Goal. Transcribe every line of the listing below without any deviation.

Extracted information.
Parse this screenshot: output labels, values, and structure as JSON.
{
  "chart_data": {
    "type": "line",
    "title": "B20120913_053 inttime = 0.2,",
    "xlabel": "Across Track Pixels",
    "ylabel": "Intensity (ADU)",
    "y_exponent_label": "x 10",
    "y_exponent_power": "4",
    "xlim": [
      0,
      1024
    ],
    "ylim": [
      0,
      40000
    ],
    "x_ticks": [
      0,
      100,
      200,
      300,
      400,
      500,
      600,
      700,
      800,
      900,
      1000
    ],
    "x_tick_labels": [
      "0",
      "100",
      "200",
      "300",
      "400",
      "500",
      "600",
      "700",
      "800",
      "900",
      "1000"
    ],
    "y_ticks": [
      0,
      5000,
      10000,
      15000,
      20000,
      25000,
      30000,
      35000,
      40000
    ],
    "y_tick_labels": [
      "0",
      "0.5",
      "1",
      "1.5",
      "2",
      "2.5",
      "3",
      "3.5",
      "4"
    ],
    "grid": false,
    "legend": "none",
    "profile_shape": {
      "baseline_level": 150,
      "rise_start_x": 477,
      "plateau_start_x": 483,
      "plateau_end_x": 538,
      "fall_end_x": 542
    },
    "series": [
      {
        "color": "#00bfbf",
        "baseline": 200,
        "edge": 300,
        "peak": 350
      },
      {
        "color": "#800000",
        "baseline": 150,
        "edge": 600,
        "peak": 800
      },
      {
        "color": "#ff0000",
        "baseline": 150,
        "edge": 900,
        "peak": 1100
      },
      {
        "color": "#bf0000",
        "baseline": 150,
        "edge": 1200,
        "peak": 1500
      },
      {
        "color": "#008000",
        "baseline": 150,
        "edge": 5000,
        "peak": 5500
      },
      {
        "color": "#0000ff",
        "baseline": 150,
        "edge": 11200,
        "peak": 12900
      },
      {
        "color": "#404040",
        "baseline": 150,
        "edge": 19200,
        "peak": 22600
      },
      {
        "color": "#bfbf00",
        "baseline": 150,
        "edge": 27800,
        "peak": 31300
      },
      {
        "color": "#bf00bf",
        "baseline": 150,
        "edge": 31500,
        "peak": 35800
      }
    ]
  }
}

Answer to the problem.
Parse this screenshot: output labels, values, and structure as JSON.
{
  "chart_data": {
    "type": "line",
    "title": "B20120913_053 inttime = 0.2,",
    "xlabel": "Across Track Pixels",
    "ylabel": "Intensity (ADU)",
    "y_exponent_label": "x 10",
    "y_exponent_power": "4",
    "xlim": [
      0,
      1024
    ],
    "ylim": [
      0,
      40000
    ],
    "x_ticks": [
      0,
      100,
      200,
      300,
      400,
      500,
      600,
      700,
      800,
      900,
      1000
    ],
    "x_tick_labels": [
      "0",
      "100",
      "200",
      "300",
      "400",
      "500",
      "600",
      "700",
      "800",
      "900",
      "1000"
    ],
    "y_ticks": [
      0,
      5000,
      10000,
      15000,
      20000,
      25000,
      30000,
      35000,
      40000
    ],
    "y_tick_labels": [
      "0",
      "0.5",
      "1",
      "1.5",
      "2",
      "2.5",
      "3",
      "3.5",
      "4"
    ],
    "grid": false,
    "legend": "none",
    "profile_shape": {
      "baseline_level": 150,
      "rise_start_x": 477,
      "plateau_start_x": 483,
      "plateau_end_x": 538,
      "fall_end_x": 542
    },
    "series": [
      {
        "color": "#00bfbf",
        "baseline": 200,
        "edge": 300,
        "peak": 350
      },
      {
        "color": "#800000",
        "baseline": 150,
        "edge": 600,
        "peak": 800
      },
      {
        "color": "#ff0000",
        "baseline": 150,
        "edge": 900,
        "peak": 1100
      },
      {
        "color": "#bf0000",
        "baseline": 150,
        "edge": 1200,
        "peak": 1500
      },
      {
        "color": "#008000",
        "baseline": 150,
        "edge": 5000,
        "peak": 5500
      },
      {
        "color": "#0000ff",
        "baseline": 150,
        "edge": 11200,
        "peak": 12900
      },
      {
        "color": "#404040",
        "baseline": 150,
        "edge": 19200,
        "peak": 22600
      },
      {
        "color": "#bfbf00",
        "baseline": 150,
        "edge": 27800,
        "peak": 31300
      },
      {
        "color": "#bf00bf",
        "baseline": 150,
        "edge": 31500,
        "peak": 35800
      }
    ]
  }
}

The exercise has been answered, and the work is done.